• GOAL OF THE EXERCISE
Output all the entries word for word. Omit the pictures.
— Begin EXERCISE DATA —
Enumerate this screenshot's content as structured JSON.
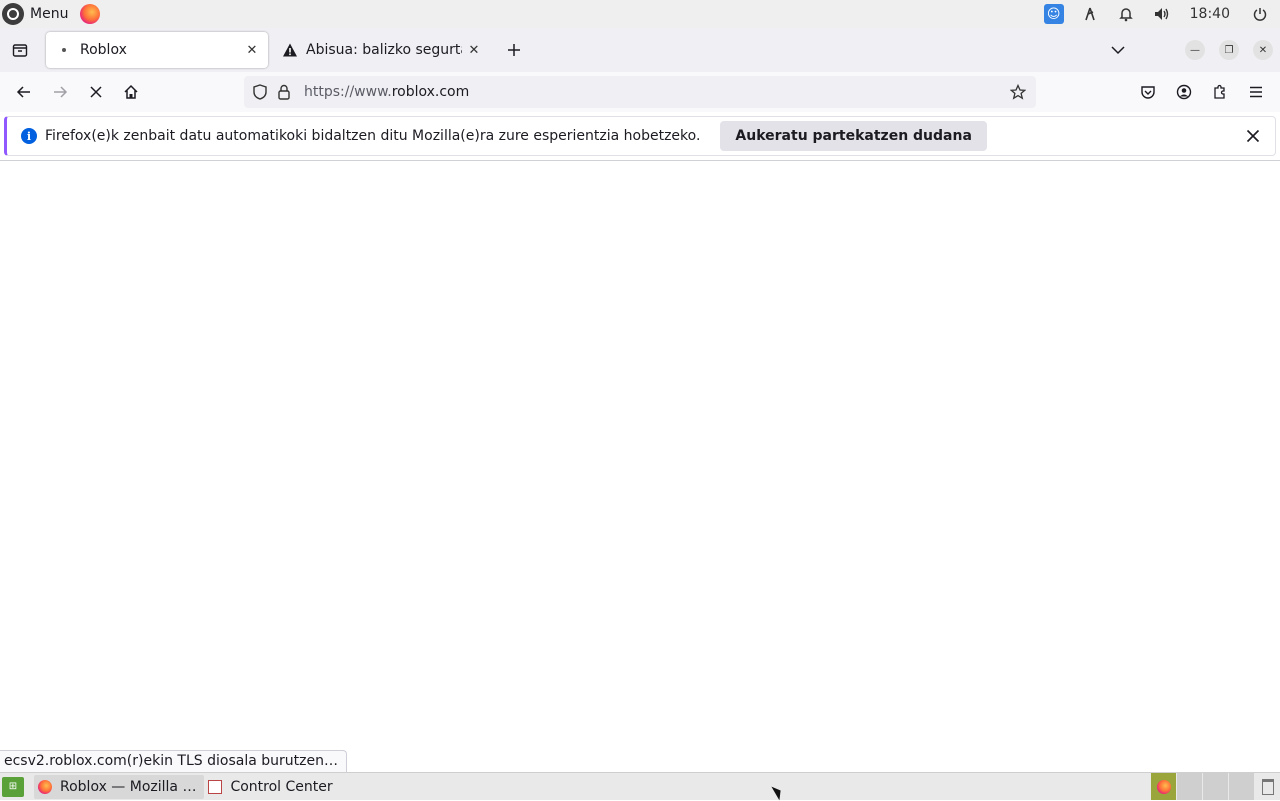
{
  "system_panel": {
    "menu_label": "Menu",
    "clock": "18:40",
    "icons": [
      "accessibility-icon",
      "network-icon",
      "bell-icon",
      "volume-icon",
      "power-icon"
    ]
  },
  "tabs": [
    {
      "title": "Roblox",
      "icon": "loading-dot",
      "active": true
    },
    {
      "title": "Abisua: balizko segurtasu",
      "icon": "warning-icon",
      "active": false
    }
  ],
  "navbar": {
    "url_prefix": "https://www.",
    "url_domain": "roblox.com"
  },
  "notification": {
    "message": "Firefox(e)k zenbait datu automatikoki bidaltzen ditu Mozilla(e)ra zure esperientzia hobetzeko.",
    "button_label": "Aukeratu partekatzen dudana"
  },
  "status_text": "ecsv2.roblox.com(r)ekin TLS diosala burutzen…",
  "taskbar": {
    "items": [
      {
        "label": "Roblox — Mozilla …",
        "icon": "firefox-icon",
        "active": true
      },
      {
        "label": "Control Center",
        "icon": "control-center-icon",
        "active": false
      }
    ]
  },
  "colors": {
    "accent": "#9059ff",
    "info": "#0060df",
    "workspace_active": "#9aa53c"
  }
}
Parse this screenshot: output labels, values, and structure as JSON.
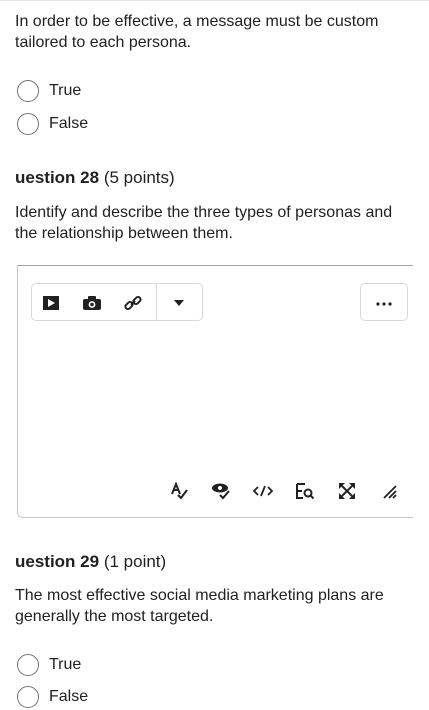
{
  "q27": {
    "prompt": "In order to be effective, a message must be custom tailored to each persona.",
    "options": [
      "True",
      "False"
    ]
  },
  "q28": {
    "number_label": "uestion 28",
    "points": "(5 points)",
    "prompt": "Identify and describe the three types of personas and the relationship between them.",
    "editor": {
      "toolbar_icons": [
        "insert-video-icon",
        "insert-image-icon",
        "insert-link-icon",
        "dropdown-caret-icon"
      ],
      "more_icon": "more-options-icon",
      "status_icons": [
        "spellcheck-icon",
        "accessibility-check-icon",
        "source-code-icon",
        "find-replace-icon",
        "fullscreen-icon",
        "resize-handle-icon"
      ]
    }
  },
  "q29": {
    "number_label": "uestion 29",
    "points": "(1 point)",
    "prompt": "The most effective social media marketing plans are generally the most targeted.",
    "options": [
      "True",
      "False"
    ]
  }
}
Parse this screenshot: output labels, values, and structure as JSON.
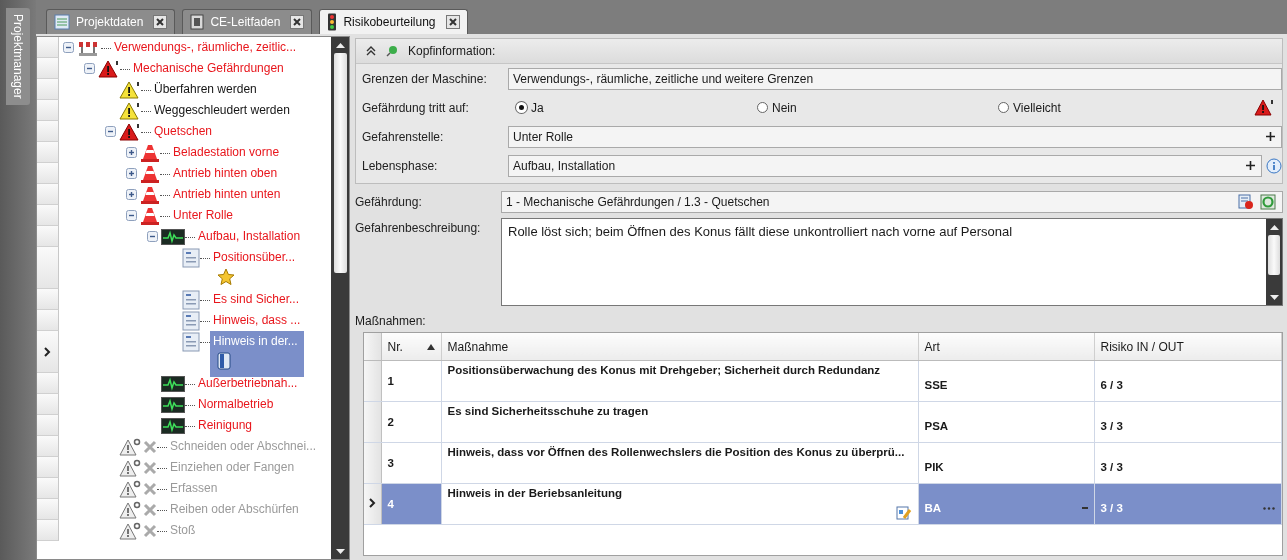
{
  "side_panel": {
    "title": "Projektmanager"
  },
  "tabs": [
    {
      "label": "Projektdaten",
      "kind": "sheet",
      "selected": false
    },
    {
      "label": "CE-Leitfaden",
      "kind": "book",
      "selected": false
    },
    {
      "label": "Risikobeurteilung",
      "kind": "traffic-light",
      "selected": true
    }
  ],
  "tree": {
    "items": [
      {
        "label": "Verwendungs-, räumliche, zeitlic...",
        "kind": "limits",
        "expanded": true,
        "selected": false,
        "children": [
          {
            "label": "Mechanische Gefährdungen",
            "kind": "hazard",
            "expanded": true,
            "selected": false,
            "children": [
              {
                "label": "Überfahren werden",
                "kind": "minor-hazard",
                "selected": false
              },
              {
                "label": "Weggeschleudert werden",
                "kind": "minor-hazard",
                "selected": false
              },
              {
                "label": "Quetschen",
                "kind": "hazard",
                "expanded": true,
                "selected": false,
                "children": [
                  {
                    "label": "Beladestation vorne",
                    "kind": "danger-point",
                    "expanded": false,
                    "selected": false
                  },
                  {
                    "label": "Antrieb hinten oben",
                    "kind": "danger-point",
                    "expanded": false,
                    "selected": false
                  },
                  {
                    "label": "Antrieb hinten unten",
                    "kind": "danger-point",
                    "expanded": false,
                    "selected": false
                  },
                  {
                    "label": "Unter Rolle",
                    "kind": "danger-point",
                    "expanded": true,
                    "selected": false,
                    "children": [
                      {
                        "label": "Aufbau, Installation",
                        "kind": "life-phase",
                        "expanded": true,
                        "selected": false,
                        "children": [
                          {
                            "label": "Positionsüber...",
                            "kind": "measure",
                            "starred": true,
                            "selected": false
                          },
                          {
                            "label": "Es sind Sicher...",
                            "kind": "measure",
                            "selected": false
                          },
                          {
                            "label": "Hinweis, dass ...",
                            "kind": "measure",
                            "selected": false
                          },
                          {
                            "label": "Hinweis in der...",
                            "kind": "measure",
                            "bookmarked": true,
                            "selected": true
                          }
                        ]
                      },
                      {
                        "label": "Außerbetriebnah...",
                        "kind": "life-phase",
                        "selected": false
                      },
                      {
                        "label": "Normalbetrieb",
                        "kind": "life-phase",
                        "selected": false
                      },
                      {
                        "label": "Reinigung",
                        "kind": "life-phase",
                        "selected": false
                      }
                    ]
                  }
                ]
              },
              {
                "label": "Schneiden oder Abschnei...",
                "kind": "inactive",
                "selected": false
              },
              {
                "label": "Einziehen oder Fangen",
                "kind": "inactive",
                "selected": false
              },
              {
                "label": "Erfassen",
                "kind": "inactive",
                "selected": false
              },
              {
                "label": "Reiben oder Abschürfen",
                "kind": "inactive",
                "selected": false
              },
              {
                "label": "Stoß",
                "kind": "inactive",
                "selected": false
              }
            ]
          }
        ]
      }
    ]
  },
  "header": {
    "title": "Kopfinformation:",
    "expanded": true
  },
  "form": {
    "machine_limits": {
      "label": "Grenzen der Maschine:",
      "value": "Verwendungs-, räumliche, zeitliche und weitere Grenzen"
    },
    "occurrence": {
      "label": "Gefährdung tritt auf:",
      "options": [
        {
          "label": "Ja",
          "selected": true
        },
        {
          "label": "Nein",
          "selected": false
        },
        {
          "label": "Vielleicht",
          "selected": false
        }
      ]
    },
    "danger_point": {
      "label": "Gefahrenstelle:",
      "value": "Unter Rolle"
    },
    "life_phase": {
      "label": "Lebensphase:",
      "value": "Aufbau, Installation"
    },
    "hazard": {
      "label": "Gefährdung:",
      "value": "1 - Mechanische Gefährdungen / 1.3 - Quetschen"
    },
    "description": {
      "label": "Gefahrenbeschreibung:",
      "value": "Rolle löst sich; beim Öffnen des Konus fällt diese unkontrolliert nach vorne auf Personal"
    }
  },
  "measures": {
    "label": "Maßnahmen:",
    "columns": [
      {
        "label": "Nr.",
        "sorted_ascending": true
      },
      {
        "label": "Maßnahme"
      },
      {
        "label": "Art"
      },
      {
        "label": "Risiko IN / OUT"
      }
    ],
    "rows": [
      {
        "nr": "1",
        "measure": "Positionsüberwachung des Konus mit Drehgeber; Sicherheit durch Redundanz",
        "type": "SSE",
        "risk": "6 / 3",
        "selected": false
      },
      {
        "nr": "2",
        "measure": "Es sind Sicherheitsschuhe zu tragen",
        "type": "PSA",
        "risk": "3 / 3",
        "selected": false
      },
      {
        "nr": "3",
        "measure": "Hinweis, dass vor Öffnen des Rollenwechslers die Position des Konus zu überprü...",
        "type": "PIK",
        "risk": "3 / 3",
        "selected": false
      },
      {
        "nr": "4",
        "measure": "Hinweis in der Beriebsanleitung",
        "type": "BA",
        "risk": "3 / 3",
        "selected": true
      }
    ]
  }
}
— End EXERCISE DATA —
• ANSWER IN FULL
Enumerate this screenshot's content as structured JSON.
{
  "system_panel": {
    "menu_label": "Menu",
    "clock": "18:40",
    "icons": [
      "accessibility-icon",
      "network-icon",
      "bell-icon",
      "volume-icon",
      "power-icon"
    ]
  },
  "tabs": [
    {
      "title": "Roblox",
      "icon": "loading-dot",
      "active": true
    },
    {
      "title": "Abisua: balizko segurtasu",
      "icon": "warning-icon",
      "active": false
    }
  ],
  "navbar": {
    "url_prefix": "https://www.",
    "url_domain": "roblox.com"
  },
  "notification": {
    "message": "Firefox(e)k zenbait datu automatikoki bidaltzen ditu Mozilla(e)ra zure esperientzia hobetzeko.",
    "button_label": "Aukeratu partekatzen dudana"
  },
  "status_text": "ecsv2.roblox.com(r)ekin TLS diosala burutzen…",
  "taskbar": {
    "items": [
      {
        "label": "Roblox — Mozilla …",
        "icon": "firefox-icon",
        "active": true
      },
      {
        "label": "Control Center",
        "icon": "control-center-icon",
        "active": false
      }
    ]
  },
  "colors": {
    "accent": "#9059ff",
    "info": "#0060df",
    "workspace_active": "#9aa53c"
  }
}
Parse this screenshot: output labels, values, and structure as JSON.
{
  "q27": {
    "prompt": "In order to be effective, a message must be custom tailored to each persona.",
    "options": [
      "True",
      "False"
    ]
  },
  "q28": {
    "number_label": "uestion 28",
    "points": "(5 points)",
    "prompt": "Identify and describe the three types of personas and the relationship between them.",
    "editor": {
      "toolbar_icons": [
        "insert-video-icon",
        "insert-image-icon",
        "insert-link-icon",
        "dropdown-caret-icon"
      ],
      "more_icon": "more-options-icon",
      "status_icons": [
        "spellcheck-icon",
        "accessibility-check-icon",
        "source-code-icon",
        "find-replace-icon",
        "fullscreen-icon",
        "resize-handle-icon"
      ]
    }
  },
  "q29": {
    "number_label": "uestion 29",
    "points": "(1 point)",
    "prompt": "The most effective social media marketing plans are generally the most targeted.",
    "options": [
      "True",
      "False"
    ]
  }
}
Parse this screenshot: output labels, values, and structure as JSON.
{
  "side_panel": {
    "title": "Projektmanager"
  },
  "tabs": [
    {
      "label": "Projektdaten",
      "kind": "sheet",
      "selected": false
    },
    {
      "label": "CE-Leitfaden",
      "kind": "book",
      "selected": false
    },
    {
      "label": "Risikobeurteilung",
      "kind": "traffic-light",
      "selected": true
    }
  ],
  "tree": {
    "items": [
      {
        "label": "Verwendungs-, räumliche, zeitlic...",
        "kind": "limits",
        "expanded": true,
        "selected": false,
        "children": [
          {
            "label": "Mechanische Gefährdungen",
            "kind": "hazard",
            "expanded": true,
            "selected": false,
            "children": [
              {
                "label": "Überfahren werden",
                "kind": "minor-hazard",
                "selected": false
              },
              {
                "label": "Weggeschleudert werden",
                "kind": "minor-hazard",
                "selected": false
              },
              {
                "label": "Quetschen",
                "kind": "hazard",
                "expanded": true,
                "selected": false,
                "children": [
                  {
                    "label": "Beladestation vorne",
                    "kind": "danger-point",
                    "expanded": false,
                    "selected": false
                  },
                  {
                    "label": "Antrieb hinten oben",
                    "kind": "danger-point",
                    "expanded": false,
                    "selected": false
                  },
                  {
                    "label": "Antrieb hinten unten",
                    "kind": "danger-point",
                    "expanded": false,
                    "selected": false
                  },
                  {
                    "label": "Unter Rolle",
                    "kind": "danger-point",
                    "expanded": true,
                    "selected": false,
                    "children": [
                      {
                        "label": "Aufbau, Installation",
                        "kind": "life-phase",
                        "expanded": true,
                        "selected": false,
                        "children": [
                          {
                            "label": "Positionsüber...",
                            "kind": "measure",
                            "starred": true,
                            "selected": false
                          },
                          {
                            "label": "Es sind Sicher...",
                            "kind": "measure",
                            "selected": false
                          },
                          {
                            "label": "Hinweis, dass ...",
                            "kind": "measure",
                            "selected": false
                          },
                          {
                            "label": "Hinweis in der...",
                            "kind": "measure",
                            "bookmarked": true,
                            "selected": true
                          }
                        ]
                      },
                      {
                        "label": "Außerbetriebnah...",
                        "kind": "life-phase",
                        "selected": false
                      },
                      {
                        "label": "Normalbetrieb",
                        "kind": "life-phase",
                        "selected": false
                      },
                      {
                        "label": "Reinigung",
                        "kind": "life-phase",
                        "selected": false
                      }
                    ]
                  }
                ]
              },
              {
                "label": "Schneiden oder Abschnei...",
                "kind": "inactive",
                "selected": false
              },
              {
                "label": "Einziehen oder Fangen",
                "kind": "inactive",
                "selected": false
              },
              {
                "label": "Erfassen",
                "kind": "inactive",
                "selected": false
              },
              {
                "label": "Reiben oder Abschürfen",
                "kind": "inactive",
                "selected": false
              },
              {
                "label": "Stoß",
                "kind": "inactive",
                "selected": false
              }
            ]
          }
        ]
      }
    ]
  },
  "header": {
    "title": "Kopfinformation:",
    "expanded": true
  },
  "form": {
    "machine_limits": {
      "label": "Grenzen der Maschine:",
      "value": "Verwendungs-, räumliche, zeitliche und weitere Grenzen"
    },
    "occurrence": {
      "label": "Gefährdung tritt auf:",
      "options": [
        {
          "label": "Ja",
          "selected": true
        },
        {
          "label": "Nein",
          "selected": false
        },
        {
          "label": "Vielleicht",
          "selected": false
        }
      ]
    },
    "danger_point": {
      "label": "Gefahrenstelle:",
      "value": "Unter Rolle"
    },
    "life_phase": {
      "label": "Lebensphase:",
      "value": "Aufbau, Installation"
    },
    "hazard": {
      "label": "Gefährdung:",
      "value": "1 - Mechanische Gefährdungen / 1.3 - Quetschen"
    },
    "description": {
      "label": "Gefahrenbeschreibung:",
      "value": "Rolle löst sich; beim Öffnen des Konus fällt diese unkontrolliert nach vorne auf Personal"
    }
  },
  "measures": {
    "label": "Maßnahmen:",
    "columns": [
      {
        "label": "Nr.",
        "sorted_ascending": true
      },
      {
        "label": "Maßnahme"
      },
      {
        "label": "Art"
      },
      {
        "label": "Risiko IN / OUT"
      }
    ],
    "rows": [
      {
        "nr": "1",
        "measure": "Positionsüberwachung des Konus mit Drehgeber; Sicherheit durch Redundanz",
        "type": "SSE",
        "risk": "6 / 3",
        "selected": false
      },
      {
        "nr": "2",
        "measure": "Es sind Sicherheitsschuhe zu tragen",
        "type": "PSA",
        "risk": "3 / 3",
        "selected": false
      },
      {
        "nr": "3",
        "measure": "Hinweis, dass vor Öffnen des Rollenwechslers die Position des Konus zu überprü...",
        "type": "PIK",
        "risk": "3 / 3",
        "selected": false
      },
      {
        "nr": "4",
        "measure": "Hinweis in der Beriebsanleitung",
        "type": "BA",
        "risk": "3 / 3",
        "selected": true
      }
    ]
  }
}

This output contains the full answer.